Below are records. Copy every line with "icon" in it.

Stored data:

↓↓↓

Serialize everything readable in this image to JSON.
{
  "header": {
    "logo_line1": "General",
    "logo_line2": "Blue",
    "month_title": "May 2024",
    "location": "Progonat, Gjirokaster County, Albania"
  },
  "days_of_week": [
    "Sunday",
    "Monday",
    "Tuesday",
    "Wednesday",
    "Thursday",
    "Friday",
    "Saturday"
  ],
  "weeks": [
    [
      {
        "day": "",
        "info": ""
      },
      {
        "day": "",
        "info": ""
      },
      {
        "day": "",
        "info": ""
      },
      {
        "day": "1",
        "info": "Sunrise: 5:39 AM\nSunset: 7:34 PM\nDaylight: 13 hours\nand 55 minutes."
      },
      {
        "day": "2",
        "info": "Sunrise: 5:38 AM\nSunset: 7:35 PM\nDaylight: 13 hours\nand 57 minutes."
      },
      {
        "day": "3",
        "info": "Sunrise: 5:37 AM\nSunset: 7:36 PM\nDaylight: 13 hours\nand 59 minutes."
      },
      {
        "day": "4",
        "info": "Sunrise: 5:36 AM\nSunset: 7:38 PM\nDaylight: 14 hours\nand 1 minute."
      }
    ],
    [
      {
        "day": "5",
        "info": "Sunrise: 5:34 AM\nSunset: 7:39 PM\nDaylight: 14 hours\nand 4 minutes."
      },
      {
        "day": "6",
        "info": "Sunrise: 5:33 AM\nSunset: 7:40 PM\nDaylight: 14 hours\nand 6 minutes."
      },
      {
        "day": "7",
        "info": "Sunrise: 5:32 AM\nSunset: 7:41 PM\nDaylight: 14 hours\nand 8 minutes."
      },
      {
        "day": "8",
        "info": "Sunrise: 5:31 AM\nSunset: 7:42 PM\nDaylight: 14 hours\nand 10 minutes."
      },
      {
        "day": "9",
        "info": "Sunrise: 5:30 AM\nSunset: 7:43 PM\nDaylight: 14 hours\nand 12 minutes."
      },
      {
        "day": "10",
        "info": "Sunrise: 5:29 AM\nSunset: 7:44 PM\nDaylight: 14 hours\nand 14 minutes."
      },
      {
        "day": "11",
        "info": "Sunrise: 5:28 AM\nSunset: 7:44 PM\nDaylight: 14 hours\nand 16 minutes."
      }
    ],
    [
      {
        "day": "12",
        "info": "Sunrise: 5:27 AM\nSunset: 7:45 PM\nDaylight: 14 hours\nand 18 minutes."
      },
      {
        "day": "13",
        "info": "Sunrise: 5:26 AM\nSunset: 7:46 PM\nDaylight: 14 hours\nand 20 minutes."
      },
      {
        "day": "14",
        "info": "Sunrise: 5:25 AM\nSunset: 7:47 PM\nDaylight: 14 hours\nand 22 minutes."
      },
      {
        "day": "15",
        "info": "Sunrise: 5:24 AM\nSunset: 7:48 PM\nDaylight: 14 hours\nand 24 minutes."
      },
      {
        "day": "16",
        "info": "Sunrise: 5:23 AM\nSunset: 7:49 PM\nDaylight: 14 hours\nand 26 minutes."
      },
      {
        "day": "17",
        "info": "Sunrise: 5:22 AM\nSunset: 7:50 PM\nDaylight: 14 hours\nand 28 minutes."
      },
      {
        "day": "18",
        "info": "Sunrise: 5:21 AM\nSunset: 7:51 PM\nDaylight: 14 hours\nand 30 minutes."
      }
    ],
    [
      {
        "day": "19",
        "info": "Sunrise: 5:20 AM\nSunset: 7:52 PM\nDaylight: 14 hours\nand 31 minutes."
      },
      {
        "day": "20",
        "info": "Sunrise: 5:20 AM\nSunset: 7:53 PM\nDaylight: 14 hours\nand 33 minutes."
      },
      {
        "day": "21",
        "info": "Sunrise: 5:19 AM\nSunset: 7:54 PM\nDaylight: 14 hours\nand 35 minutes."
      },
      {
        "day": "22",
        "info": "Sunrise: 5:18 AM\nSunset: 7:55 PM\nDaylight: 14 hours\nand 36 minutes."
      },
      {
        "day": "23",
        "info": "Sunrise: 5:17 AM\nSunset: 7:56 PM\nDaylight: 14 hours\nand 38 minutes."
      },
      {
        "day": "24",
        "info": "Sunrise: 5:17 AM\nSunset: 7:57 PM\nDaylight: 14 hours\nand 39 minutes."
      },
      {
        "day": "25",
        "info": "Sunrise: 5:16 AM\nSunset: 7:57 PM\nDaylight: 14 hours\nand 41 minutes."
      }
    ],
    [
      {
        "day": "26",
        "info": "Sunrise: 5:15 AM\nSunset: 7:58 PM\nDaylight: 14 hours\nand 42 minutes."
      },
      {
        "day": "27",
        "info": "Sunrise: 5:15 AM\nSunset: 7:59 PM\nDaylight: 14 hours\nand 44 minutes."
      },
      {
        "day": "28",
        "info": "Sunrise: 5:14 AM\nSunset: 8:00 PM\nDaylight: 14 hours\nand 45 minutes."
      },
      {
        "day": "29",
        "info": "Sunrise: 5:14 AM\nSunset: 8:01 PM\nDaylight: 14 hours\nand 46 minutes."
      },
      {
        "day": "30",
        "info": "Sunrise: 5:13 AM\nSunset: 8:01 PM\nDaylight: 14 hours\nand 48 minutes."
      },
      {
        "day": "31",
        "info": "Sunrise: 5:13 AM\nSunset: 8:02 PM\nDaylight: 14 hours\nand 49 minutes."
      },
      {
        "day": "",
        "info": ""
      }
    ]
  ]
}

↑↑↑
↓↓↓

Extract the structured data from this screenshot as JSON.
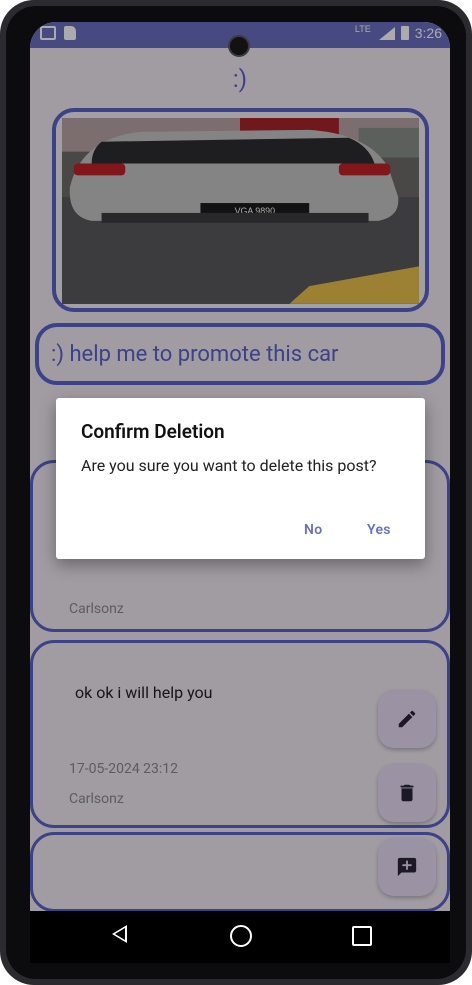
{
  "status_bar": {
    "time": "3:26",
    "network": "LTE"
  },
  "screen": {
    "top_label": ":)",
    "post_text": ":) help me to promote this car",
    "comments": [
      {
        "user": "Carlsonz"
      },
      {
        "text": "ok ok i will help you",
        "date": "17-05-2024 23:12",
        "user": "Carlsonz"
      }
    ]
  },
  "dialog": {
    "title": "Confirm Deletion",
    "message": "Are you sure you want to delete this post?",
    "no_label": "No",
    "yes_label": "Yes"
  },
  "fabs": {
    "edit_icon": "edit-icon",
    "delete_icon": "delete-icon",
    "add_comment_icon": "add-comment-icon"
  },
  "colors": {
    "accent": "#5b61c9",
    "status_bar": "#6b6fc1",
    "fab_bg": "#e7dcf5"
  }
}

↑↑↑

> [In response]:
    "edit_icon": "edit-icon",
    "delete_icon": "delete-icon",
    "add_comment_icon": "add-comment-icon"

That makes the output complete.